▶ **WORK TO BE COMPLETED**
Show all lines that include the string "Inputs"; copy each one.

* BEGIN PROVIDED MATERIAL *

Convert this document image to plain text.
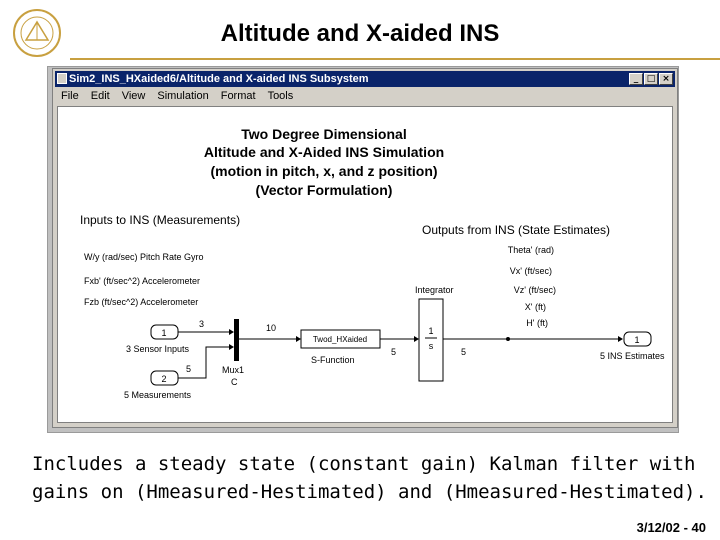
Altitude and X-aided INS
Sim2_INS_HXaided6/Altitude and X-aided INS Subsystem	_ □ ×
File	Edit	View	Simulation	Format	Tools
Two Degree Dimensional
Altitude and X-Aided INS Simulation
(motion in pitch, x, and z position)
(Vector Formulation)
Inputs to INS (Measurements)
Outputs from INS (State Estimates)
W/y (rad/sec) Pitch Rate Gyro
Fxb' (ft/sec^2) Accelerometer
Fzb (ft/sec^2) Accelerometer
Theta' (rad)
Vx' (ft/sec)
Vz' (ft/sec)
X' (ft)
H' (ft)
1
3 Sensor Inputs
2
5 Measurements
3
5	Mux1
C
10
Twod_HXaided
S-Function
5
Integrator
1
s
5
1
5 INS Estimates
Includes a steady state (constant gain) Kalman filter with gains on (Hmeasured-Hestimated) and (Hmeasured-Hestimated).
3/12/02 - 40
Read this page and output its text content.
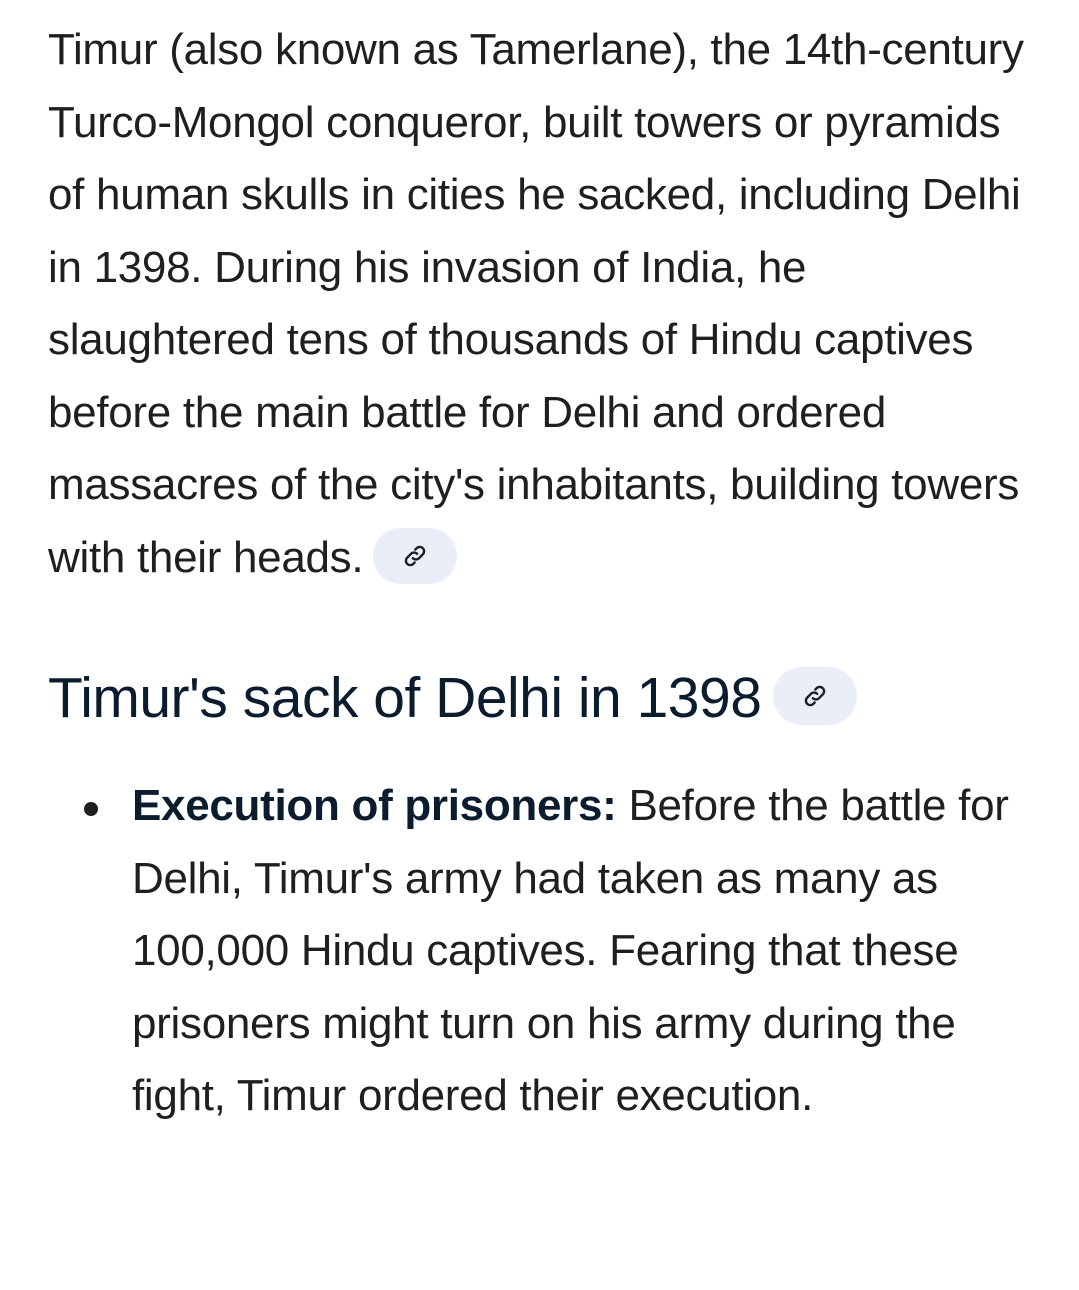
Timur (also known as Tamerlane), the 14th-century Turco-Mongol conqueror, built towers or pyramids of human skulls in cities he sacked, including Delhi in 1398. During his invasion of India, he slaughtered tens of thousands of Hindu captives before the main battle for Delhi and ordered massacres of the city's inhabitants, building towers with their heads.

Timur's sack of Delhi in 1398
Execution of prisoners: Before the battle for Delhi, Timur's army had taken as many as 100,000 Hindu captives. Fearing that these prisoners might turn on his army during the fight, Timur ordered their execution.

* END PROVIDED MATERIAL *

▶ **RESPONSE BELOW**
Inputs to INS (Measurements)
3 Sensor Inputs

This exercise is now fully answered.